● Task instructions
Reproduce word for word everything in the interview excerpt on reproducible research from "The incentives I" down to "in sensible way.".

● Excerpt provided
I believe the biggest pitfall in doing reproducible research in my field is that journals don't have strict requirements for publishing codes along with manuscripts and also for releasing data, if possible. If these requirements are met then even when the data are not accessible, at least the codes can be cross-checked and used in a different setting where similar data would be available. The fear of being public, with all the work, would require researchers to be more careful in with their analysis. The best way to create such environment lies at the behest of journals.
What do you view as the major incentives for doing reproducible research?
The incentives I can think of are as follows. Availability of funds for doing reproducible research would play the most important role. Another method could be to create opportunities for making a career out of doing reproducible research by appointing positions or special cells within university departments to conduct reproducible research. Lastly, it will be best to instill the values attached to reproducible research at an early stage and this could be done by including a chapter on this topic in the undergraduate course curriculum.
Are there any best practices that you'd recommend for researchers in your field?
While writing codes, always write them with the thought that you would have to publish it along with your manuscript. This way you would make sure that it's simple to understand, you have enough comments and you name your variables in sensible way.
Would you recommend any specific resources for learning more about reproducibility?
I would recommend http://www.bitss.org. If one can master all that is available here, it should be more than enough.

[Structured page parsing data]

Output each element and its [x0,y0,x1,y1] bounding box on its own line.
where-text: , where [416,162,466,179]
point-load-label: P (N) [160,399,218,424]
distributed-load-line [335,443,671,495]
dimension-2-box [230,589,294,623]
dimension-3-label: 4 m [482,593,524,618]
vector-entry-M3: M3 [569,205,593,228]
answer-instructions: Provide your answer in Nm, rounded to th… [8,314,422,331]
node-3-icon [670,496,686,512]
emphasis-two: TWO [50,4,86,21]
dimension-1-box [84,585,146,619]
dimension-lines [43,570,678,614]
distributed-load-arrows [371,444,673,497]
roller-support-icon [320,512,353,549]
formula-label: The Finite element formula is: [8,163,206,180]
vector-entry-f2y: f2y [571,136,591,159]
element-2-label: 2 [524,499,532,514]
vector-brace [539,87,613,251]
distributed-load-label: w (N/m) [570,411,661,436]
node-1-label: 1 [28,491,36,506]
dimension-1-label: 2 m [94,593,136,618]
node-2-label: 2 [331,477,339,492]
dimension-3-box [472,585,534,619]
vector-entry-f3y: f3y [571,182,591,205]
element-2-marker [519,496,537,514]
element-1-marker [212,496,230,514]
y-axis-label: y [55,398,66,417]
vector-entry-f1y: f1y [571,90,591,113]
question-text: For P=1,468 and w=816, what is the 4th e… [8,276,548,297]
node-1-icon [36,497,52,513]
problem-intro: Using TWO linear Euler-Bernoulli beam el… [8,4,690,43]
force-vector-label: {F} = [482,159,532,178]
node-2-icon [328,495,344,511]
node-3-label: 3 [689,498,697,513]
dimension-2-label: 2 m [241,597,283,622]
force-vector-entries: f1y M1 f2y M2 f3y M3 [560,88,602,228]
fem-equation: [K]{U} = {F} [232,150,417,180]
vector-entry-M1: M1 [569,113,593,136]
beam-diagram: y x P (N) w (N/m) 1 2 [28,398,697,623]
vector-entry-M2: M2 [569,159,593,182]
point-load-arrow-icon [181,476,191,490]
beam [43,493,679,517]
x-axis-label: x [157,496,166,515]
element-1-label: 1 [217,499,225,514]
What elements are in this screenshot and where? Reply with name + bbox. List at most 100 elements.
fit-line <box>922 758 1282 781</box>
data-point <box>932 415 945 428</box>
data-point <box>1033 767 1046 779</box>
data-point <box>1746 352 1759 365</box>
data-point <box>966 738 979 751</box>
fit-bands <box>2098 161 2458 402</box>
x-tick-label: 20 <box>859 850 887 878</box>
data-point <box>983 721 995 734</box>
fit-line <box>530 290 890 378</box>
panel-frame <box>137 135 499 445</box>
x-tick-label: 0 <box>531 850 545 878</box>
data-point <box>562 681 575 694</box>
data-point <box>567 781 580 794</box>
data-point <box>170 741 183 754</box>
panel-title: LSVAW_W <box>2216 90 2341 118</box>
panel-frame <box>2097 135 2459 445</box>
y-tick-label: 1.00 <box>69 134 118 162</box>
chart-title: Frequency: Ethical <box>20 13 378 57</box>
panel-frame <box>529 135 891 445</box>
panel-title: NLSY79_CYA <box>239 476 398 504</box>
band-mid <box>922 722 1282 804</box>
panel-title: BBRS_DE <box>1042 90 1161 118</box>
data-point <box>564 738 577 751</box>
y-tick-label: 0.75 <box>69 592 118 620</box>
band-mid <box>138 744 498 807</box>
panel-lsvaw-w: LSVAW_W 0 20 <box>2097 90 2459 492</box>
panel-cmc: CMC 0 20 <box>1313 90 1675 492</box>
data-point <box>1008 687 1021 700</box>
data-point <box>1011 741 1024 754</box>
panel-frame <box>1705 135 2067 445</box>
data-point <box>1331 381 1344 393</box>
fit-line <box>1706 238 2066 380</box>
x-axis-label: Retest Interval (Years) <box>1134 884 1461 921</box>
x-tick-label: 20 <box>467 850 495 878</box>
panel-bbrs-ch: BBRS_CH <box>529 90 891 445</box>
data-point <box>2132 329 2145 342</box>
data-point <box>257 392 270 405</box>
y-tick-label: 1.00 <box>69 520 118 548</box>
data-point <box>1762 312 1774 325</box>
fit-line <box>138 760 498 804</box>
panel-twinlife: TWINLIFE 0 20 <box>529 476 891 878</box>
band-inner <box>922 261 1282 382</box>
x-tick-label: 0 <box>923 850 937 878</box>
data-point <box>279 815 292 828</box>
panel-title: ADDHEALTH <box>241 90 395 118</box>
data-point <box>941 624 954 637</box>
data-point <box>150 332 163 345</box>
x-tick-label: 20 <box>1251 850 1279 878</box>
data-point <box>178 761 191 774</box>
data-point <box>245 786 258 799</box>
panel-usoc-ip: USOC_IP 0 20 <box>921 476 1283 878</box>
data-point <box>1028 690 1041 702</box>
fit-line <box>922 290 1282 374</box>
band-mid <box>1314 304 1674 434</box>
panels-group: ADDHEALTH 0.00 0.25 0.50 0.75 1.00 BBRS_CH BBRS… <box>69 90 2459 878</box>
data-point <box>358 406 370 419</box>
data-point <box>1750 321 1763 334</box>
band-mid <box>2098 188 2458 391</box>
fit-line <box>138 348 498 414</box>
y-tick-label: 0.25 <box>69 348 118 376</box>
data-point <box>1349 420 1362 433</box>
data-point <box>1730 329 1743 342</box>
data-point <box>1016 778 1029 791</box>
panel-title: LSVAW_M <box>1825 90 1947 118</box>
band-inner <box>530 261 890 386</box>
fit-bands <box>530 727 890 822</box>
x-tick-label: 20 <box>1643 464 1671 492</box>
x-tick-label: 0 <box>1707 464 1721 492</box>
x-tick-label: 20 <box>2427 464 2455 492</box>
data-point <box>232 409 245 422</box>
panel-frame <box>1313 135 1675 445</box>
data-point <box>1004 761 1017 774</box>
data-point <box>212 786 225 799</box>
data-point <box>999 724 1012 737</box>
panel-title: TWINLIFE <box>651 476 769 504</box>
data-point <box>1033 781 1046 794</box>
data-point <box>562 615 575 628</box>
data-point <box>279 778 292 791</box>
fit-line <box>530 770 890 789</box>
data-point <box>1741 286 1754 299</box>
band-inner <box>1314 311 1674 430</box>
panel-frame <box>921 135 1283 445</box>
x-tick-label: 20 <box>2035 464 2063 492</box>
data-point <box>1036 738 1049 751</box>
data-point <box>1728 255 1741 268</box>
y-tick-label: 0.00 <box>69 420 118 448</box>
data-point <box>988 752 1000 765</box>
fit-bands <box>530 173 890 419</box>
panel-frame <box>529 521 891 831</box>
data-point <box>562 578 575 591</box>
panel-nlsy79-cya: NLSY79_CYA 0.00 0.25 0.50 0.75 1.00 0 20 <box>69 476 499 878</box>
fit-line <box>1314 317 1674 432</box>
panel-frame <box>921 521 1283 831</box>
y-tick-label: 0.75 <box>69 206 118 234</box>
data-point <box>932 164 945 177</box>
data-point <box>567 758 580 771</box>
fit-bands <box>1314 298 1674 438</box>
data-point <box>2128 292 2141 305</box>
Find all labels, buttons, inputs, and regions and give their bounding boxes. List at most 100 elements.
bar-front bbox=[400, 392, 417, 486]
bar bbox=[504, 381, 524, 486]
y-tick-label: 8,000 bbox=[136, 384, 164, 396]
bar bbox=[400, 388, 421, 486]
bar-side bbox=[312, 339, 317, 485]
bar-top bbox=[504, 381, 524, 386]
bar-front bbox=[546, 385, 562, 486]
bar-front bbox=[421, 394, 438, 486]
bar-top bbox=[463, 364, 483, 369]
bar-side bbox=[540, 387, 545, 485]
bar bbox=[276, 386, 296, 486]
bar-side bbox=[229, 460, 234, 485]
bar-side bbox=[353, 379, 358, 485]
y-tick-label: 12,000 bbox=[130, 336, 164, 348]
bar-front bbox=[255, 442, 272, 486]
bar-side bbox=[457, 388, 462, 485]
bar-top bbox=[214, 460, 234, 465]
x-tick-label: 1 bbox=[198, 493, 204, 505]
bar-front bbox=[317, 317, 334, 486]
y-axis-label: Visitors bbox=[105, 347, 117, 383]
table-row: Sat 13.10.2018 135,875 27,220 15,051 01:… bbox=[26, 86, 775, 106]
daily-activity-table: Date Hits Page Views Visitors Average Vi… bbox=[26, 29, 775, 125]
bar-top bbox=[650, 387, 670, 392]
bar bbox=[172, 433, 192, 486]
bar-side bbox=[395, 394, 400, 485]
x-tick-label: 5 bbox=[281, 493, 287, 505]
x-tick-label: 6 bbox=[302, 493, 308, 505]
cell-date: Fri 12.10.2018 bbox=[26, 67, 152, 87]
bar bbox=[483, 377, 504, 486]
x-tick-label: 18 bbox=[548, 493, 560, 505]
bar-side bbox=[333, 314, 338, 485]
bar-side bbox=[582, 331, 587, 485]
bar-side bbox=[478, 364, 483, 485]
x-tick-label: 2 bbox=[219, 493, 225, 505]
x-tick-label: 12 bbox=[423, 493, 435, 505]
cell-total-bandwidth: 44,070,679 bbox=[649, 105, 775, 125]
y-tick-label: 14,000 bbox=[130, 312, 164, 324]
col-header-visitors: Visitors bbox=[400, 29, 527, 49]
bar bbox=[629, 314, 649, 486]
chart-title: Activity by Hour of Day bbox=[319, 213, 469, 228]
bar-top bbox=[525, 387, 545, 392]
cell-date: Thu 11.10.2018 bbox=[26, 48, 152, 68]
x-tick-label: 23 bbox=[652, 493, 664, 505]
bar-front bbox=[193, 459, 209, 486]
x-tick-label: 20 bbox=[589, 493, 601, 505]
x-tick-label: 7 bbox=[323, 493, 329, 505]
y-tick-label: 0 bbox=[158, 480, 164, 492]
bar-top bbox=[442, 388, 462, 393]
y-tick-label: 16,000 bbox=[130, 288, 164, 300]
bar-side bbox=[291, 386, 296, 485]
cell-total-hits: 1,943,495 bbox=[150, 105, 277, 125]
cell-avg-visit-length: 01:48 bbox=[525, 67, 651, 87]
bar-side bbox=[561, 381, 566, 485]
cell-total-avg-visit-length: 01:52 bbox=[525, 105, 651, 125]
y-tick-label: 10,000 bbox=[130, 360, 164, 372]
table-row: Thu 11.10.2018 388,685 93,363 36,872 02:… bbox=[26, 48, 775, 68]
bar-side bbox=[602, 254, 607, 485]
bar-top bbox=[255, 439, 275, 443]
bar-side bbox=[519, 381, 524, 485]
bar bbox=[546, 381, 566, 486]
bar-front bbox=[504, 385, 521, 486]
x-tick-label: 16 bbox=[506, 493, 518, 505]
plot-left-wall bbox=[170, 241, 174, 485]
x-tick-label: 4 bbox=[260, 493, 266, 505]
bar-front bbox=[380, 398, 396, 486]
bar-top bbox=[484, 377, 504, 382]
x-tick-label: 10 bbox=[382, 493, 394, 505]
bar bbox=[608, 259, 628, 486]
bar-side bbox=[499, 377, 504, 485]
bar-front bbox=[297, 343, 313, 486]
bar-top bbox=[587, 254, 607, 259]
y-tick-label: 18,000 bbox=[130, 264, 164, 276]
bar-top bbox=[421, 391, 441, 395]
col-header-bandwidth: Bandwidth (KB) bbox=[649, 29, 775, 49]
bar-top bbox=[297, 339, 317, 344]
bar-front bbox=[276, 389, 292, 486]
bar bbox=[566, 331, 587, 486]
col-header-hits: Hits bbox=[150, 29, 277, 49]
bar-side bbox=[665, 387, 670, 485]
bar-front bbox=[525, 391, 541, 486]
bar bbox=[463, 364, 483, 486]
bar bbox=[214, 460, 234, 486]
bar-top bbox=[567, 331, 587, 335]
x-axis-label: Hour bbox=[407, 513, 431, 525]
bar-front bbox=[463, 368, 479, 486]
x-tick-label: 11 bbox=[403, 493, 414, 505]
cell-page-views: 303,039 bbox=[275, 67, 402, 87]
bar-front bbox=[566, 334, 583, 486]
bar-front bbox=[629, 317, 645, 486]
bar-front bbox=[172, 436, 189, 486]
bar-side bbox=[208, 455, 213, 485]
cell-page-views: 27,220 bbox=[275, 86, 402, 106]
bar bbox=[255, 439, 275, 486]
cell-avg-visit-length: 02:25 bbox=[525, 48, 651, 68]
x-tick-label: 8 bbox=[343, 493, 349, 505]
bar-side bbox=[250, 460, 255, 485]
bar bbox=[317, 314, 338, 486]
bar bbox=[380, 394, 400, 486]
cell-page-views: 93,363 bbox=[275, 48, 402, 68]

● Solved problem
The incentives I can think of are as follows. Availability of funds for doing reproducible research would play the most important role. Another method could be to create opportunities for making a career out of doing reproducible research by appointing positions or special cells within university departments to conduct reproducible research. Lastly, it will be best to instill the values attached to reproducible research at an early stage and this could be done by including a chapter on this topic in the undergraduate course curriculum.
Are there any best practices that you'd recommend for researchers in your field?
While writing codes, always write them with the thought that you would have to publish it along with your manuscript. This way you would make sure that it's simple to understand, you have enough comments and you name your variables in sensible way.